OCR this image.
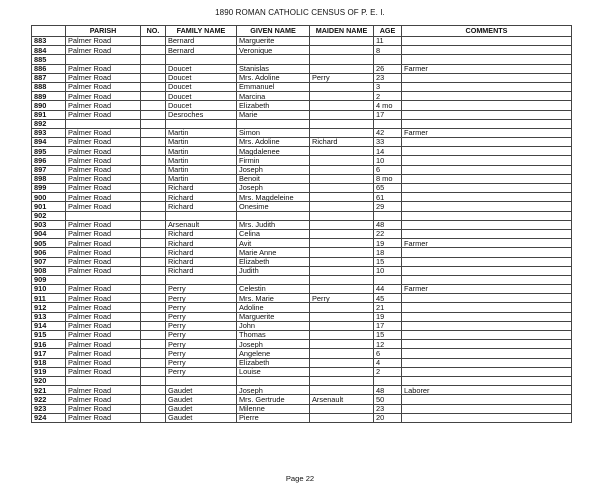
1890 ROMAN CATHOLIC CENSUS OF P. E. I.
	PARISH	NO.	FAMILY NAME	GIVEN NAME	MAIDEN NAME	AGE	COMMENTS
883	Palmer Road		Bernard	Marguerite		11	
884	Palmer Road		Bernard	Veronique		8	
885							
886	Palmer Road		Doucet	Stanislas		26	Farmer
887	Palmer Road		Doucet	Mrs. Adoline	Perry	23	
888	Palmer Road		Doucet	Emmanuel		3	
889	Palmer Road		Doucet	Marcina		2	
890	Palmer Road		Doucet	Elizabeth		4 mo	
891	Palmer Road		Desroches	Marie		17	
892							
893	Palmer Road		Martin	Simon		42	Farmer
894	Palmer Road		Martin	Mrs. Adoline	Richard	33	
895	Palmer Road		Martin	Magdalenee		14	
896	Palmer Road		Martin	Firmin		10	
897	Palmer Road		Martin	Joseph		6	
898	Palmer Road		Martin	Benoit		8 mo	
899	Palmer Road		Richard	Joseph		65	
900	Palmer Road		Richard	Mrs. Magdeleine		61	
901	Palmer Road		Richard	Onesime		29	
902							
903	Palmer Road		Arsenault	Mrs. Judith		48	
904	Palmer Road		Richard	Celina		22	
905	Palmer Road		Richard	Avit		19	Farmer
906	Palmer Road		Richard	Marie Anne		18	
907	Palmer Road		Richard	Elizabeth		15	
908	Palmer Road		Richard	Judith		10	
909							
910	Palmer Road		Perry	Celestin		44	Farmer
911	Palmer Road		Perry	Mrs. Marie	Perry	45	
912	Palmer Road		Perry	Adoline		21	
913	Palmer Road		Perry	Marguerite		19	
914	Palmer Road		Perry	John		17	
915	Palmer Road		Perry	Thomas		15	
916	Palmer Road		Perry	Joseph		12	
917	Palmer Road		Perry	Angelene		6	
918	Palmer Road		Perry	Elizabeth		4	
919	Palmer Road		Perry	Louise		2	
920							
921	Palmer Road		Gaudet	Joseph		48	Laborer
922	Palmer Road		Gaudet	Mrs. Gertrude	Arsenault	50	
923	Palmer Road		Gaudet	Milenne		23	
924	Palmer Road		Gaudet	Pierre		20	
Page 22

——————————

• Written problem:
From the entries above, output every line exactly and omit any image.

• Correct output:
OCR this image.
1890 ROMAN CATHOLIC CENSUS OF P. E. I.
	PARISH	NO.	FAMILY NAME	GIVEN NAME	MAIDEN NAME	AGE	COMMENTS
883	Palmer Road		Bernard	Marguerite		11	
884	Palmer Road		Bernard	Veronique		8	
885							
886	Palmer Road		Doucet	Stanislas		26	Farmer
887	Palmer Road		Doucet	Mrs. Adoline	Perry	23	
888	Palmer Road		Doucet	Emmanuel		3	
889	Palmer Road		Doucet	Marcina		2	
890	Palmer Road		Doucet	Elizabeth		4 mo	
891	Palmer Road		Desroches	Marie		17	
892							
893	Palmer Road		Martin	Simon		42	Farmer
894	Palmer Road		Martin	Mrs. Adoline	Richard	33	
895	Palmer Road		Martin	Magdalenee		14	
896	Palmer Road		Martin	Firmin		10	
897	Palmer Road		Martin	Joseph		6	
898	Palmer Road		Martin	Benoit		8 mo	
899	Palmer Road		Richard	Joseph		65	
900	Palmer Road		Richard	Mrs. Magdeleine		61	
901	Palmer Road		Richard	Onesime		29	
902							
903	Palmer Road		Arsenault	Mrs. Judith		48	
904	Palmer Road		Richard	Celina		22	
905	Palmer Road		Richard	Avit		19	Farmer
906	Palmer Road		Richard	Marie Anne		18	
907	Palmer Road		Richard	Elizabeth		15	
908	Palmer Road		Richard	Judith		10	
909							
910	Palmer Road		Perry	Celestin		44	Farmer
911	Palmer Road		Perry	Mrs. Marie	Perry	45	
912	Palmer Road		Perry	Adoline		21	
913	Palmer Road		Perry	Marguerite		19	
914	Palmer Road		Perry	John		17	
915	Palmer Road		Perry	Thomas		15	
916	Palmer Road		Perry	Joseph		12	
917	Palmer Road		Perry	Angelene		6	
918	Palmer Road		Perry	Elizabeth		4	
919	Palmer Road		Perry	Louise		2	
920							
921	Palmer Road		Gaudet	Joseph		48	Laborer
922	Palmer Road		Gaudet	Mrs. Gertrude	Arsenault	50	
923	Palmer Road		Gaudet	Milenne		23	
924	Palmer Road		Gaudet	Pierre		20	
Page 22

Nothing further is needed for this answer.